Task to complete –
Copy every line that holds "today".

Input –
<<<<
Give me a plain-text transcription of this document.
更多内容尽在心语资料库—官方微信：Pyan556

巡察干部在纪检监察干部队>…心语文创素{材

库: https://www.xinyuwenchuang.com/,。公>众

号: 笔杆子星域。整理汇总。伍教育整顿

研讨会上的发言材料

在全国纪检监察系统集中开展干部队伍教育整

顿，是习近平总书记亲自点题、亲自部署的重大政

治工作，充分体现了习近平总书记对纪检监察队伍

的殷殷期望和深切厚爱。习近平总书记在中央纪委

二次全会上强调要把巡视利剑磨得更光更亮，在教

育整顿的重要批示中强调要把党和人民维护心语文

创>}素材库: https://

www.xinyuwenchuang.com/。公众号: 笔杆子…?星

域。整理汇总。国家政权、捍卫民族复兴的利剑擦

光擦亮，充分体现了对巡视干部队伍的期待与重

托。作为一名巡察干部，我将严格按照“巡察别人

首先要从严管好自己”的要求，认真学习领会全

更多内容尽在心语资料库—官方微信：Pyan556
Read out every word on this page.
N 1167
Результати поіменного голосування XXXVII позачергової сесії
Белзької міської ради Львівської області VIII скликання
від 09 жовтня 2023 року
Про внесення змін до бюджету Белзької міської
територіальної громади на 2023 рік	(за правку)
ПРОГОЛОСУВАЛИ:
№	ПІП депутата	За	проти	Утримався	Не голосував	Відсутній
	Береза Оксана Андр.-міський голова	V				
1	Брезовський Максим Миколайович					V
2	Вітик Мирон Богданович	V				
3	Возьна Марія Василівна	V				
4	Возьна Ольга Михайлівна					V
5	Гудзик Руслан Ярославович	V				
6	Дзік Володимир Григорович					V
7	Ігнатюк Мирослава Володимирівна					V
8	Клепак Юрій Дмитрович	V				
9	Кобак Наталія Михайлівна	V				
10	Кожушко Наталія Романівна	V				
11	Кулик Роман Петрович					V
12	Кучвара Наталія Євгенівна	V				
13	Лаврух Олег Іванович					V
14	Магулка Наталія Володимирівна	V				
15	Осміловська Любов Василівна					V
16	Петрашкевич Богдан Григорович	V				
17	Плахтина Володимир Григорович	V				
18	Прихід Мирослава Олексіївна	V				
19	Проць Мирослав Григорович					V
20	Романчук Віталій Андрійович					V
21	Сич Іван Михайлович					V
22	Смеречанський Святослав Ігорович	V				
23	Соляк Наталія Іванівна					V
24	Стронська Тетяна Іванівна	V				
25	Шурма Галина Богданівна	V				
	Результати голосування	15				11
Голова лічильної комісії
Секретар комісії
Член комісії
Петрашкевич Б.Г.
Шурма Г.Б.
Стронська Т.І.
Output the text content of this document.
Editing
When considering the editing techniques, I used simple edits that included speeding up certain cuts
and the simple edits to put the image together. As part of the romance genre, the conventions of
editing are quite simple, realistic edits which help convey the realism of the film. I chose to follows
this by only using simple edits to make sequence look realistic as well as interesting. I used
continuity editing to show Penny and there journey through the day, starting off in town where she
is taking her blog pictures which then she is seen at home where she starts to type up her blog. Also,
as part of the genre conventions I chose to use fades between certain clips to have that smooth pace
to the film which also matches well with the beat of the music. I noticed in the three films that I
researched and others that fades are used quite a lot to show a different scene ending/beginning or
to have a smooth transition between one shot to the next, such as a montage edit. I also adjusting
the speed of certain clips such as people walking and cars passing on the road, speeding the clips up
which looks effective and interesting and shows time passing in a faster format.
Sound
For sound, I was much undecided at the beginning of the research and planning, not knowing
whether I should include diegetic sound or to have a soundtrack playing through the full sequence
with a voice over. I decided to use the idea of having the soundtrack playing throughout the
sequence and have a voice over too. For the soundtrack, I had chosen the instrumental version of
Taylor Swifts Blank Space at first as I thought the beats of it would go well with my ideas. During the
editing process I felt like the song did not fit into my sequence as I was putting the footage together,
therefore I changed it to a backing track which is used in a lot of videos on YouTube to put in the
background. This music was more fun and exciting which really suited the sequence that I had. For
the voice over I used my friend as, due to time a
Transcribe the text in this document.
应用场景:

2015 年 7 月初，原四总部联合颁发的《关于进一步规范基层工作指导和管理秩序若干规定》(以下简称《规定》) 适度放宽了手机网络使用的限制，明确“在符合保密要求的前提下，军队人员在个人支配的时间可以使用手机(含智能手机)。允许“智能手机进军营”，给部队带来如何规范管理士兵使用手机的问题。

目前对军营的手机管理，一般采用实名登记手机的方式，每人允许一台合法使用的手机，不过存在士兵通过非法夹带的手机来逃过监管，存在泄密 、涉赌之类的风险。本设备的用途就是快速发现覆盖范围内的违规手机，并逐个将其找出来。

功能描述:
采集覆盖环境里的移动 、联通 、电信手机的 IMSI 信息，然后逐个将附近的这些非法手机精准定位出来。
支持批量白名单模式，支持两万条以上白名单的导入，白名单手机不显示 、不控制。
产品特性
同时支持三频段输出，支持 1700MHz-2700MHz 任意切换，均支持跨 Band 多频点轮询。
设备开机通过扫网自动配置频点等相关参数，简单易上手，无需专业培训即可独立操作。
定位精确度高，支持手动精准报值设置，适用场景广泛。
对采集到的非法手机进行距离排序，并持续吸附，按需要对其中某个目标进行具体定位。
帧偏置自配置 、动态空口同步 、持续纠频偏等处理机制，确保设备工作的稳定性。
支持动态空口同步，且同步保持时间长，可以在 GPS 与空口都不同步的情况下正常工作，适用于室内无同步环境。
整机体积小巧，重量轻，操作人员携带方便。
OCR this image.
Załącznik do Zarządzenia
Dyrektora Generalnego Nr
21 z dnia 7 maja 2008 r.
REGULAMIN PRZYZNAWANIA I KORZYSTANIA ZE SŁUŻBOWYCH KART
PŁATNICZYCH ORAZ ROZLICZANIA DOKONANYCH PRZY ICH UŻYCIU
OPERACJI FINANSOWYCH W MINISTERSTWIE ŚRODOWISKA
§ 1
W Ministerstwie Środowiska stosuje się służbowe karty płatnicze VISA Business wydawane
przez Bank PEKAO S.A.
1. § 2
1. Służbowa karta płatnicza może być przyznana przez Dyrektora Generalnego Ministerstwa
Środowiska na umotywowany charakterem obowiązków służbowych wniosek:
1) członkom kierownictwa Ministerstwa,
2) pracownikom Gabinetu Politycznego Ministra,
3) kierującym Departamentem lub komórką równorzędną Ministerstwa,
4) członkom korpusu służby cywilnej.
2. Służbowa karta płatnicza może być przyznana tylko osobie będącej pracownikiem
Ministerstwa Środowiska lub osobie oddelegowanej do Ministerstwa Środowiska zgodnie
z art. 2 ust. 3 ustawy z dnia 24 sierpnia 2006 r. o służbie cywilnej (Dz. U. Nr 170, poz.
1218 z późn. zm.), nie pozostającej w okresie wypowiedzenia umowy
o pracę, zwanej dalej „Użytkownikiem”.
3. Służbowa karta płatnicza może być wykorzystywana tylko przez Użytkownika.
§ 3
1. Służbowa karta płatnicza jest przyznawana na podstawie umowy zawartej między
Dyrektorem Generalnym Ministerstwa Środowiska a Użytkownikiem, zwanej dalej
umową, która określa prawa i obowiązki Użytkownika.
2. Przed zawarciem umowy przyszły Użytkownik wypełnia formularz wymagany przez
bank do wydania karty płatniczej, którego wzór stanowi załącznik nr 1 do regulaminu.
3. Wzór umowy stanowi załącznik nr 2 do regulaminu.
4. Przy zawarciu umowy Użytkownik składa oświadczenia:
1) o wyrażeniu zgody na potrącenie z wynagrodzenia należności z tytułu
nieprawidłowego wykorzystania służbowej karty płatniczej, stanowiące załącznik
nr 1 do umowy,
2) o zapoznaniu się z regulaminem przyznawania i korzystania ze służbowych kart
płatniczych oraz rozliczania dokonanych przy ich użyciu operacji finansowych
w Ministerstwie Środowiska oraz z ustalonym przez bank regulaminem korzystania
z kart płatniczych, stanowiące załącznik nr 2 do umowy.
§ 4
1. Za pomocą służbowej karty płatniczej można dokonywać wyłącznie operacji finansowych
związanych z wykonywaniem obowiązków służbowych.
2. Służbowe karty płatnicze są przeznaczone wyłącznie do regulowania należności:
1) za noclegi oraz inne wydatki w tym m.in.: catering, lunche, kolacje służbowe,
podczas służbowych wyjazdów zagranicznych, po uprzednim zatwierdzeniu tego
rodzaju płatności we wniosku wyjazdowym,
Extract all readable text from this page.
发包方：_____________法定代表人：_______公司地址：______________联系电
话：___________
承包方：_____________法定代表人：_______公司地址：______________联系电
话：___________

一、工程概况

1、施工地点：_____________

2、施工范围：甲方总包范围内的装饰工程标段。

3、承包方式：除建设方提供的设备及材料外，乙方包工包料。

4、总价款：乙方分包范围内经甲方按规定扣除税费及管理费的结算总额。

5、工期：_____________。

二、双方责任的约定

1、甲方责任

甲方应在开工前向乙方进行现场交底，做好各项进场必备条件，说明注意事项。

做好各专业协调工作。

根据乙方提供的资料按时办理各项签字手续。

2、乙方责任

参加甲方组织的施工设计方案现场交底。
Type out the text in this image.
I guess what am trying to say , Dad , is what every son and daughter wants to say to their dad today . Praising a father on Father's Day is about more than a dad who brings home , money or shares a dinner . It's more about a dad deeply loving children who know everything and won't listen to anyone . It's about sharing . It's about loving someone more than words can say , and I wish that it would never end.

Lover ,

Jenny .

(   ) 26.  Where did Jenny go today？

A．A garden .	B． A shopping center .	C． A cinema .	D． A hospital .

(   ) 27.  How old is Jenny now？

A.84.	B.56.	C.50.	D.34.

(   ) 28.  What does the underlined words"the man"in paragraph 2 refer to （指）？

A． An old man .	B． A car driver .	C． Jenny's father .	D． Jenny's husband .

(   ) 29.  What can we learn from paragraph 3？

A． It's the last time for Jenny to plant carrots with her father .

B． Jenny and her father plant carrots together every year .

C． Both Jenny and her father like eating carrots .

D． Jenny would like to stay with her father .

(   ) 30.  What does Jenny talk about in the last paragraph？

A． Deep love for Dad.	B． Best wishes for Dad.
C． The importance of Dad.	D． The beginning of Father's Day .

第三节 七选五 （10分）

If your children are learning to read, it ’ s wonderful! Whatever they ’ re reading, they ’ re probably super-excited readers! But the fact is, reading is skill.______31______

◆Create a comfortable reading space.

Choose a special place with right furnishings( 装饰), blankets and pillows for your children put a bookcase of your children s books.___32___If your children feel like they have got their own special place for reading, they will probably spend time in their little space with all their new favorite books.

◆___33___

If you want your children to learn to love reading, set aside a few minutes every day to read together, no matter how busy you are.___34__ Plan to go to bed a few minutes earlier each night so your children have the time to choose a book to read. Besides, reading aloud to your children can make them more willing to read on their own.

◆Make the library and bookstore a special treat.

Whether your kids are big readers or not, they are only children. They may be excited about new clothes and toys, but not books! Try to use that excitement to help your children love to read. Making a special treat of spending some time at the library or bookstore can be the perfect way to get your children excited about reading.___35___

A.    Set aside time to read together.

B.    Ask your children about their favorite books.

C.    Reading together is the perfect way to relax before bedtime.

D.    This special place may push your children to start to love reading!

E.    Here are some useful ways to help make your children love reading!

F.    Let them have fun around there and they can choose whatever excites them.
>>>>
Response to the task –
I guess what am trying to say , Dad , is what every son and daughter wants to say to their dad today . Praising a father on Father's Day is about more than a dad who brings home , money or shares a dinner . It's more about a dad deeply loving children who know everything and won't listen to anyone . It's about sharing . It's about loving someone more than words can say , and I wish that it would never end.
(   ) 26.  Where did Jenny go today？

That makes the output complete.